• SET TASK: Extract every line where the string "limits" appears.

• LISTED RECORDS:
——————
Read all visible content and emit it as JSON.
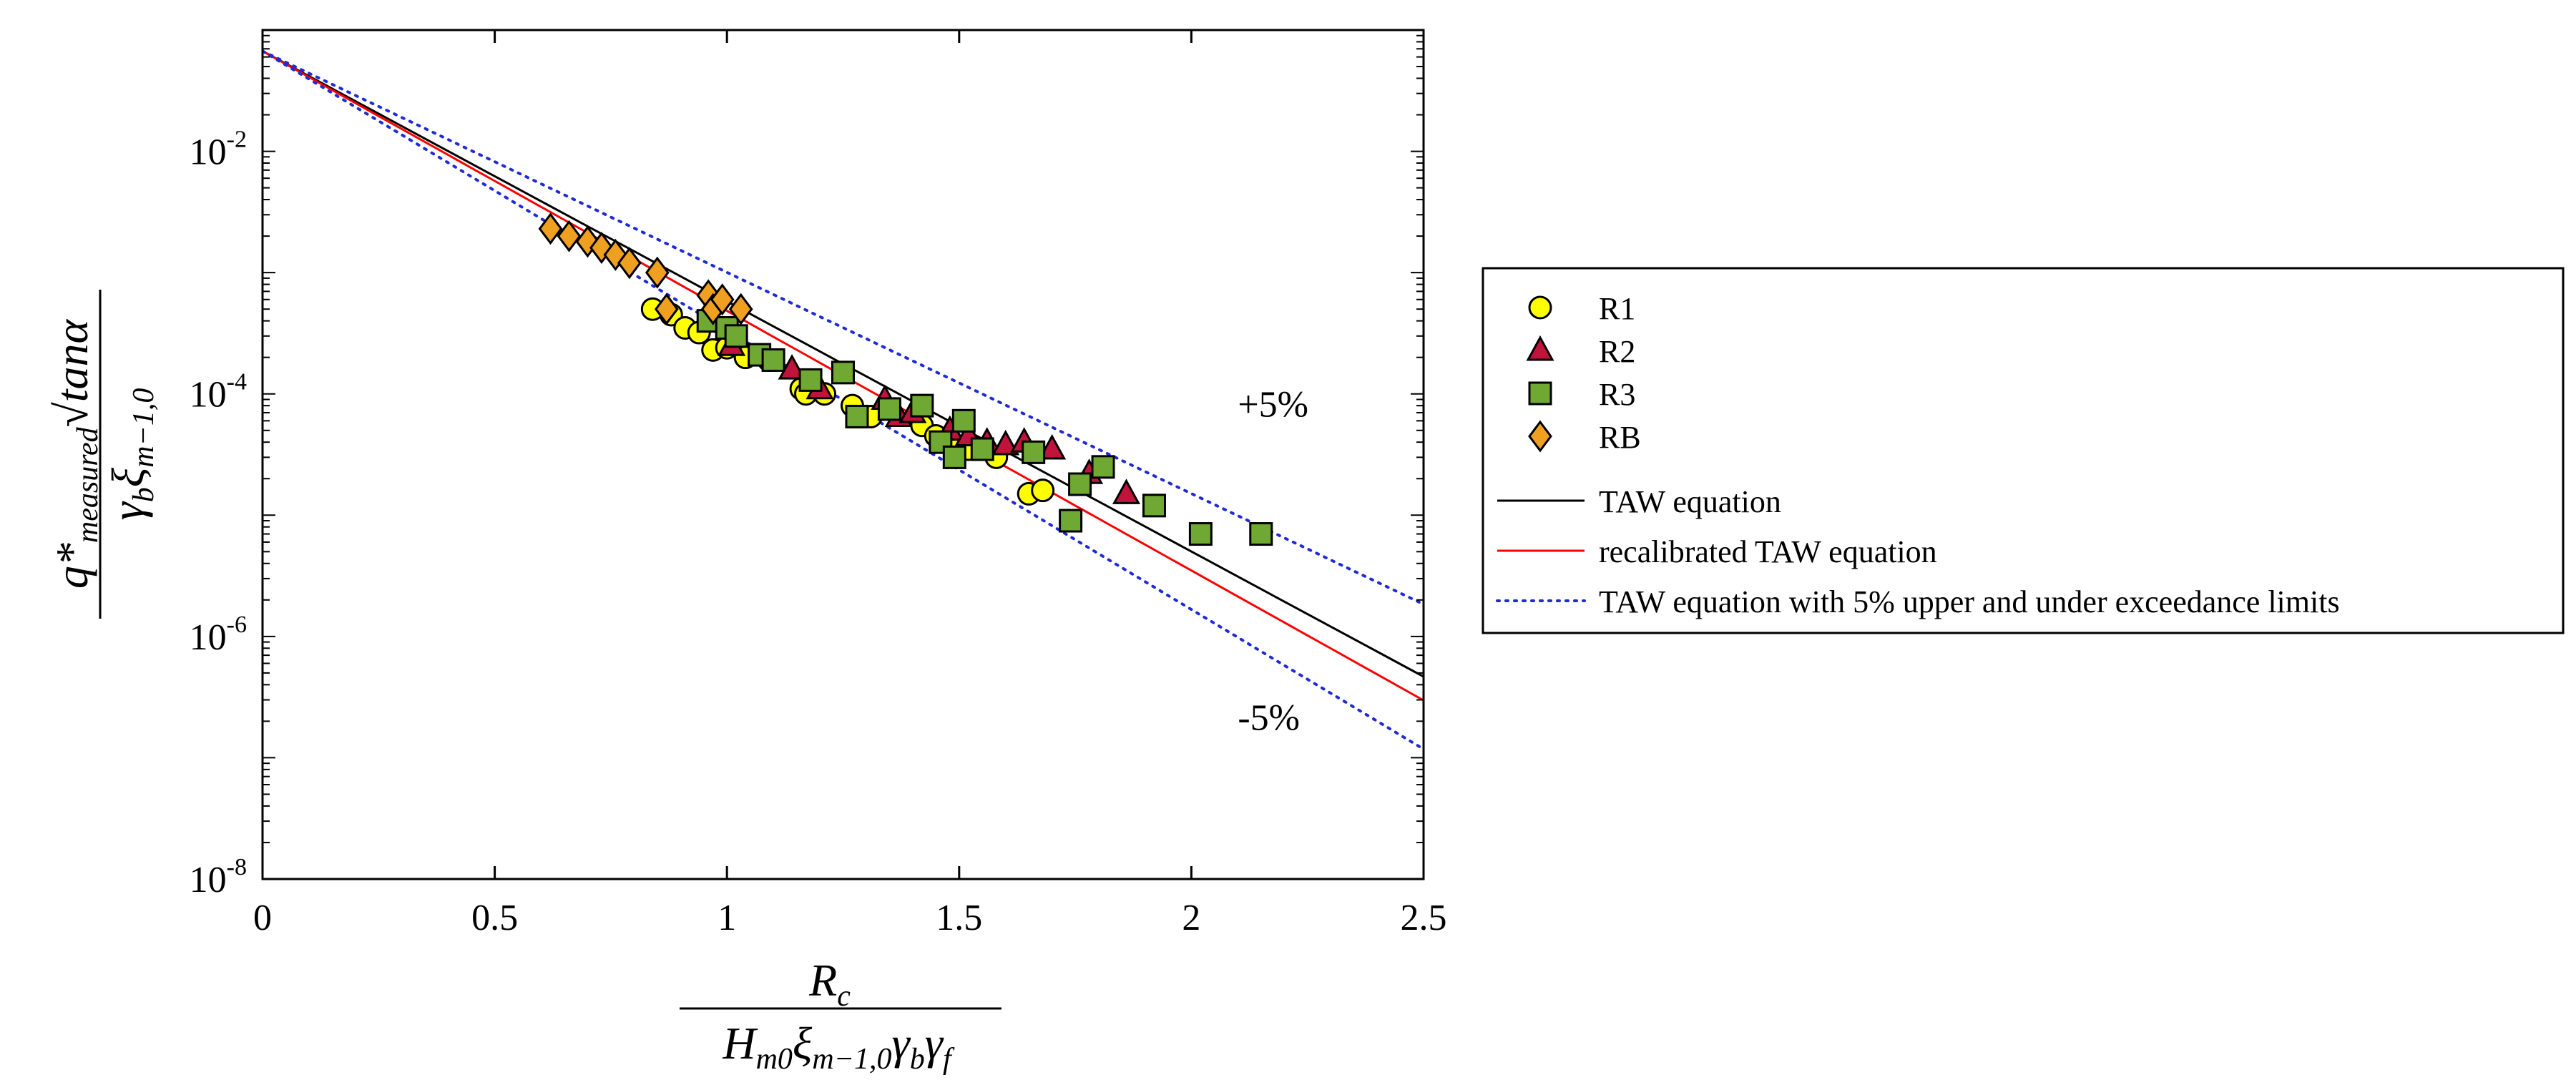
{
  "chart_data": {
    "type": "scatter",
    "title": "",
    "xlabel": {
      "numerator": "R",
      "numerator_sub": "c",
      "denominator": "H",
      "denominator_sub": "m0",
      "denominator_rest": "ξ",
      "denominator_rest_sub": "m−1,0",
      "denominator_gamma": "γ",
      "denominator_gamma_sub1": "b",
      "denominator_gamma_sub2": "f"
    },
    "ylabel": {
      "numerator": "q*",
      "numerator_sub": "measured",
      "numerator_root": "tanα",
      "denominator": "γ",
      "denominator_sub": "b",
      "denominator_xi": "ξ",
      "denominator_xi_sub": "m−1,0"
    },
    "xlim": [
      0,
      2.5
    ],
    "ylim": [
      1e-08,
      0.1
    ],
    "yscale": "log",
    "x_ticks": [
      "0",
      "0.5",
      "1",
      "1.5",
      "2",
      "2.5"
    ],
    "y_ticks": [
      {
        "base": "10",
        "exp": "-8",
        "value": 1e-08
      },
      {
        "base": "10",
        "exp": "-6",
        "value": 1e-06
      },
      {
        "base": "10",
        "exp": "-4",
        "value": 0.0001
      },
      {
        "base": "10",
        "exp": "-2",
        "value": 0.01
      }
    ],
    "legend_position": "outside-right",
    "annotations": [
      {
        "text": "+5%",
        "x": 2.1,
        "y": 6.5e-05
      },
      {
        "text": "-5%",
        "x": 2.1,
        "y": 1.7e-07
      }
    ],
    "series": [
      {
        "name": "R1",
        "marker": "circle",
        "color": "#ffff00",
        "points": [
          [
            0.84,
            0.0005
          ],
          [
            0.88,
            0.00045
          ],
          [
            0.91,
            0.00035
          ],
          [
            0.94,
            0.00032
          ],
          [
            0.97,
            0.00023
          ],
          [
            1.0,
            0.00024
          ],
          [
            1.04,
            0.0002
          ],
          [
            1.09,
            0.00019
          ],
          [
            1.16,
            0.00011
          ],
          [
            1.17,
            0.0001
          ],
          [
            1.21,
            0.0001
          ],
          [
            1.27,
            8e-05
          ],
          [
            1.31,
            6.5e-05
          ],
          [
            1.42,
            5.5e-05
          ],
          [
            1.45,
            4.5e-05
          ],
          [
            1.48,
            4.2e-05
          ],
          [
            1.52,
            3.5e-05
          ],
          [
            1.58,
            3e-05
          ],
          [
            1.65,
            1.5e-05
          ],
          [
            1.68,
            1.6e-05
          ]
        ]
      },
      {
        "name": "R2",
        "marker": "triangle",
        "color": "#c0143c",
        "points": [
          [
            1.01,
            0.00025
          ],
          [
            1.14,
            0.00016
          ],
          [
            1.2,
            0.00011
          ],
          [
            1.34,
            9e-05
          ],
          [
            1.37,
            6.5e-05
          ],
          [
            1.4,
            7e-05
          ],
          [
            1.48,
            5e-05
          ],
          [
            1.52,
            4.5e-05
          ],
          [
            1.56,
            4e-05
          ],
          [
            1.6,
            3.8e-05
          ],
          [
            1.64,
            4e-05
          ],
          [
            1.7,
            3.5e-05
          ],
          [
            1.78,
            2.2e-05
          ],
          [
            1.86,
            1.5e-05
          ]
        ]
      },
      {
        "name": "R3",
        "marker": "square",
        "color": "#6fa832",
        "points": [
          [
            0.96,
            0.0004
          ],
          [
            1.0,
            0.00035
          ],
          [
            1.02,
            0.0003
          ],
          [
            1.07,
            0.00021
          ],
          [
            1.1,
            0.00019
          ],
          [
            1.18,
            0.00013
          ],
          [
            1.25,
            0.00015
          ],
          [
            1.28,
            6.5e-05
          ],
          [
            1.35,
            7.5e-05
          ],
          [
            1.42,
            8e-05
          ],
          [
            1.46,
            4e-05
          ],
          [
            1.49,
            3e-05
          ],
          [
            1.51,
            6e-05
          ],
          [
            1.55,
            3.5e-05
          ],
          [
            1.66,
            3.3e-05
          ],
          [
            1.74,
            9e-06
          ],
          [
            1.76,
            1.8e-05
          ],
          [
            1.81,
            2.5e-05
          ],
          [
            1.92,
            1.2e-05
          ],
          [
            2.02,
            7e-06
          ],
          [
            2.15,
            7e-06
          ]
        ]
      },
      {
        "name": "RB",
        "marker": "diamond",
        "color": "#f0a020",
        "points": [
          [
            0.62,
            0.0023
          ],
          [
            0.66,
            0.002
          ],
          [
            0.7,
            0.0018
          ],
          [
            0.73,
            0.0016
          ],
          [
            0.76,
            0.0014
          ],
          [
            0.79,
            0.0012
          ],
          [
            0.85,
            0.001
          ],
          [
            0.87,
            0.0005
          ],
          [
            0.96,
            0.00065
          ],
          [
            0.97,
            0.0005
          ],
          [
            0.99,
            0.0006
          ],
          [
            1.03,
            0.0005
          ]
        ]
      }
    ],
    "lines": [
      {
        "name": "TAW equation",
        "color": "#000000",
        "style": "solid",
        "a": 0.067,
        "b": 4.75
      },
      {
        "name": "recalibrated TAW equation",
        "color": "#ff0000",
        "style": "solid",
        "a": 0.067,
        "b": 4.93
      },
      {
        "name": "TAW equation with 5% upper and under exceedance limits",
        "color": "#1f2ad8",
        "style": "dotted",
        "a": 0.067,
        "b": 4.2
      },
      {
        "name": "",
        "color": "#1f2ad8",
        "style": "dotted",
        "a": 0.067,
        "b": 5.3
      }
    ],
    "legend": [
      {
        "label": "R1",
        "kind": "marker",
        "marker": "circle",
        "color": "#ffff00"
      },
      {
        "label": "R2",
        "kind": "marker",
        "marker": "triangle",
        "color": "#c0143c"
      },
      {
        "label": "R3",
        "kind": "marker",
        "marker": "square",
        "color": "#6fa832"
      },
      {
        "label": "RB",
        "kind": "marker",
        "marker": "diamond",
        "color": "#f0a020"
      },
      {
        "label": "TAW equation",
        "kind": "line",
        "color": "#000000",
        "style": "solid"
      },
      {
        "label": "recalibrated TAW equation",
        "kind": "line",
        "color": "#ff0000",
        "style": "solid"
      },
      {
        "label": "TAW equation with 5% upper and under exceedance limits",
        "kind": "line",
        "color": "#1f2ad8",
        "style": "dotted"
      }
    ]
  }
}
——————
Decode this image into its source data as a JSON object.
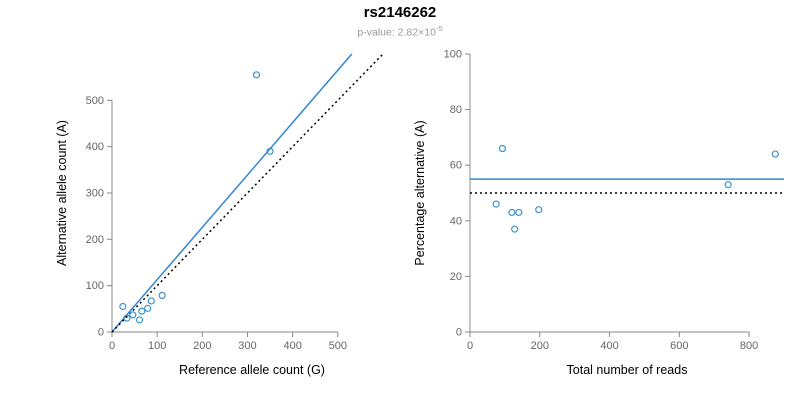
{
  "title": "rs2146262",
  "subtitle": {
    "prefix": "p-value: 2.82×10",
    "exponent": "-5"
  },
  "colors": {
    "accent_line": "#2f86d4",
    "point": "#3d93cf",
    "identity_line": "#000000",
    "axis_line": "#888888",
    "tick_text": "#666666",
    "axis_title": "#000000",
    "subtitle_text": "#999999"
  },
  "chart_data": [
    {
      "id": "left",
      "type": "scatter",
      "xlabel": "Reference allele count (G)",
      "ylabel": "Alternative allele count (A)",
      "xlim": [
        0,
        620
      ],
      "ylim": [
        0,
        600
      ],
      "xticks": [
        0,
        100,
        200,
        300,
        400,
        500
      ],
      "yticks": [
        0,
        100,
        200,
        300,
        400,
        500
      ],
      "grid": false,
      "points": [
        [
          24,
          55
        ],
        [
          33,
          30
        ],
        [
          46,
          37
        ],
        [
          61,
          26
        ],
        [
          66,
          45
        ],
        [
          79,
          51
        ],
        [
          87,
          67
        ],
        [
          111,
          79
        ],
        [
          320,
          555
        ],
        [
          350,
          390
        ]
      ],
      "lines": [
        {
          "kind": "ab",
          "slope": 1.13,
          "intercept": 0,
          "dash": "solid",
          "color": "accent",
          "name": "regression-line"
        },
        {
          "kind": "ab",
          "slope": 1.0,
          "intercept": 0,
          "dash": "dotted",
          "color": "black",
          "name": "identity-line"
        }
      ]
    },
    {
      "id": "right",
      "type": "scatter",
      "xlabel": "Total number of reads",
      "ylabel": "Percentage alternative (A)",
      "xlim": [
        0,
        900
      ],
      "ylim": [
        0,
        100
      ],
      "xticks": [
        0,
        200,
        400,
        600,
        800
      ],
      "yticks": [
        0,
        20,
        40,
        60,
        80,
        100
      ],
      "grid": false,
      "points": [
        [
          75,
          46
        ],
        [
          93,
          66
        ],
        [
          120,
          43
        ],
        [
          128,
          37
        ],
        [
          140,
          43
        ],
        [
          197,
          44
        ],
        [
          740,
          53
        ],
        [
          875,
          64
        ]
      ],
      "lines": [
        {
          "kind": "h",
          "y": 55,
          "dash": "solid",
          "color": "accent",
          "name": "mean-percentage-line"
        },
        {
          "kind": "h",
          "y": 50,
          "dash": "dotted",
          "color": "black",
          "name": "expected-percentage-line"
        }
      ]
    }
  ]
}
——————
• FULL SOLUTION:
        "name": "TAW equation with 5% upper and under exceedance limits",
        "label": "TAW equation with 5% upper and under exceedance limits",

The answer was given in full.